Exercise:
Without including any pictures, write out all the entries exactly.

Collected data
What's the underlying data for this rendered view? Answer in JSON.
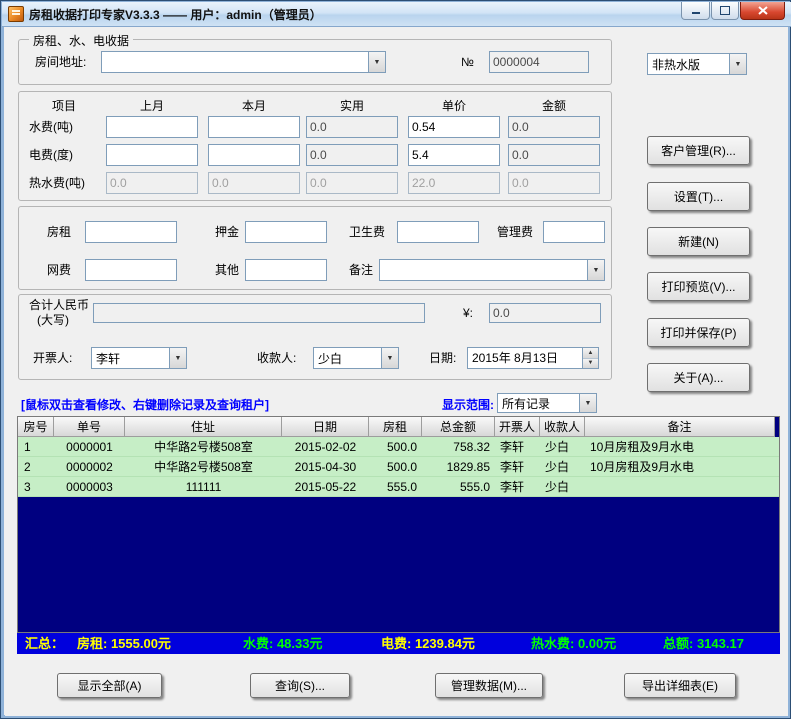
{
  "window": {
    "title": "房租收据打印专家V3.3.3 —— 用户：admin（管理员）"
  },
  "icons": {
    "chevron_down": "▼",
    "spin_up": "▲",
    "spin_down": "▼"
  },
  "receipt": {
    "group_title": "房租、水、电收据",
    "address_label": "房间地址:",
    "address_value": "",
    "number_label": "№",
    "number_value": "0000004",
    "version_value": "非热水版",
    "grid": {
      "col_item": "项目",
      "col_last": "上月",
      "col_current": "本月",
      "col_usage": "实用",
      "col_price": "单价",
      "col_amount": "金额",
      "rows": [
        {
          "label": "水费(吨)",
          "last": "",
          "current": "",
          "usage": "0.0",
          "price": "0.54",
          "amount": "0.0"
        },
        {
          "label": "电费(度)",
          "last": "",
          "current": "",
          "usage": "0.0",
          "price": "5.4",
          "amount": "0.0"
        },
        {
          "label": "热水费(吨)",
          "last": "0.0",
          "current": "0.0",
          "usage": "0.0",
          "price": "22.0",
          "amount": "0.0"
        }
      ]
    },
    "rent_label": "房租",
    "rent_value": "",
    "deposit_label": "押金",
    "deposit_value": "",
    "sanitation_label": "卫生费",
    "sanitation_value": "",
    "management_label": "管理费",
    "management_value": "",
    "internet_label": "网费",
    "internet_value": "",
    "other_label": "其他",
    "other_value": "",
    "remark_label": "备注",
    "remark_value": "",
    "total_label_line1": "合计人民币",
    "total_label_line2": "(大写)",
    "total_in_words_value": "",
    "yuan_label": "¥:",
    "yuan_value": "0.0",
    "issuer_label": "开票人:",
    "issuer_value": "李轩",
    "payee_label": "收款人:",
    "payee_value": "少白",
    "date_label": "日期:",
    "date_value": "2015年 8月13日"
  },
  "side_buttons": {
    "customers": "客户管理(R)...",
    "settings": "设置(T)...",
    "new": "新建(N)",
    "print_preview": "打印预览(V)...",
    "print_save": "打印并保存(P)",
    "about": "关于(A)..."
  },
  "records": {
    "hint": "[鼠标双击查看修改、右键删除记录及查询租户]",
    "range_label": "显示范围:",
    "range_value": "所有记录",
    "headers": [
      "房号",
      "单号",
      "住址",
      "日期",
      "房租",
      "总金额",
      "开票人",
      "收款人",
      "备注"
    ],
    "rows": [
      [
        "1",
        "0000001",
        "中华路2号楼508室",
        "2015-02-02",
        "500.0",
        "758.32",
        "李轩",
        "少白",
        "10月房租及9月水电"
      ],
      [
        "2",
        "0000002",
        "中华路2号楼508室",
        "2015-04-30",
        "500.0",
        "1829.85",
        "李轩",
        "少白",
        "10月房租及9月水电"
      ],
      [
        "3",
        "0000003",
        "111111",
        "2015-05-22",
        "555.0",
        "555.0",
        "李轩",
        "少白",
        ""
      ]
    ]
  },
  "summary": {
    "segments": [
      {
        "text": "汇总：",
        "color": "#ffff00"
      },
      {
        "text": "房租: 1555.00元",
        "color": "#ffff00"
      },
      {
        "text": "水费: 48.33元",
        "color": "#00ff00"
      },
      {
        "text": "电费: 1239.84元",
        "color": "#ffff00"
      },
      {
        "text": "热水费: 0.00元",
        "color": "#00ff00"
      },
      {
        "text": "总额: 3143.17",
        "color": "#00ff00"
      }
    ]
  },
  "bottom_buttons": {
    "show_all": "显示全部(A)",
    "query": "查询(S)...",
    "manage": "管理数据(M)...",
    "export": "导出详细表(E)"
  },
  "colors": {
    "row_green": "#c6eec6",
    "table_navy": "#000080",
    "summary_blue": "#0000dd",
    "hint_blue": "#0000ff"
  }
}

Answer to the exercise:
What's the underlying data for this rendered view? Answer in JSON.
{
  "window": {
    "title": "房租收据打印专家V3.3.3 —— 用户：admin（管理员）"
  },
  "icons": {
    "chevron_down": "▼",
    "spin_up": "▲",
    "spin_down": "▼"
  },
  "receipt": {
    "group_title": "房租、水、电收据",
    "address_label": "房间地址:",
    "address_value": "",
    "number_label": "№",
    "number_value": "0000004",
    "version_value": "非热水版",
    "grid": {
      "col_item": "项目",
      "col_last": "上月",
      "col_current": "本月",
      "col_usage": "实用",
      "col_price": "单价",
      "col_amount": "金额",
      "rows": [
        {
          "label": "水费(吨)",
          "last": "",
          "current": "",
          "usage": "0.0",
          "price": "0.54",
          "amount": "0.0"
        },
        {
          "label": "电费(度)",
          "last": "",
          "current": "",
          "usage": "0.0",
          "price": "5.4",
          "amount": "0.0"
        },
        {
          "label": "热水费(吨)",
          "last": "0.0",
          "current": "0.0",
          "usage": "0.0",
          "price": "22.0",
          "amount": "0.0"
        }
      ]
    },
    "rent_label": "房租",
    "rent_value": "",
    "deposit_label": "押金",
    "deposit_value": "",
    "sanitation_label": "卫生费",
    "sanitation_value": "",
    "management_label": "管理费",
    "management_value": "",
    "internet_label": "网费",
    "internet_value": "",
    "other_label": "其他",
    "other_value": "",
    "remark_label": "备注",
    "remark_value": "",
    "total_label_line1": "合计人民币",
    "total_label_line2": "(大写)",
    "total_in_words_value": "",
    "yuan_label": "¥:",
    "yuan_value": "0.0",
    "issuer_label": "开票人:",
    "issuer_value": "李轩",
    "payee_label": "收款人:",
    "payee_value": "少白",
    "date_label": "日期:",
    "date_value": "2015年 8月13日"
  },
  "side_buttons": {
    "customers": "客户管理(R)...",
    "settings": "设置(T)...",
    "new": "新建(N)",
    "print_preview": "打印预览(V)...",
    "print_save": "打印并保存(P)",
    "about": "关于(A)..."
  },
  "records": {
    "hint": "[鼠标双击查看修改、右键删除记录及查询租户]",
    "range_label": "显示范围:",
    "range_value": "所有记录",
    "headers": [
      "房号",
      "单号",
      "住址",
      "日期",
      "房租",
      "总金额",
      "开票人",
      "收款人",
      "备注"
    ],
    "rows": [
      [
        "1",
        "0000001",
        "中华路2号楼508室",
        "2015-02-02",
        "500.0",
        "758.32",
        "李轩",
        "少白",
        "10月房租及9月水电"
      ],
      [
        "2",
        "0000002",
        "中华路2号楼508室",
        "2015-04-30",
        "500.0",
        "1829.85",
        "李轩",
        "少白",
        "10月房租及9月水电"
      ],
      [
        "3",
        "0000003",
        "111111",
        "2015-05-22",
        "555.0",
        "555.0",
        "李轩",
        "少白",
        ""
      ]
    ]
  },
  "summary": {
    "segments": [
      {
        "text": "汇总：",
        "color": "#ffff00"
      },
      {
        "text": "房租: 1555.00元",
        "color": "#ffff00"
      },
      {
        "text": "水费: 48.33元",
        "color": "#00ff00"
      },
      {
        "text": "电费: 1239.84元",
        "color": "#ffff00"
      },
      {
        "text": "热水费: 0.00元",
        "color": "#00ff00"
      },
      {
        "text": "总额: 3143.17",
        "color": "#00ff00"
      }
    ]
  },
  "bottom_buttons": {
    "show_all": "显示全部(A)",
    "query": "查询(S)...",
    "manage": "管理数据(M)...",
    "export": "导出详细表(E)"
  },
  "colors": {
    "row_green": "#c6eec6",
    "table_navy": "#000080",
    "summary_blue": "#0000dd",
    "hint_blue": "#0000ff"
  }
}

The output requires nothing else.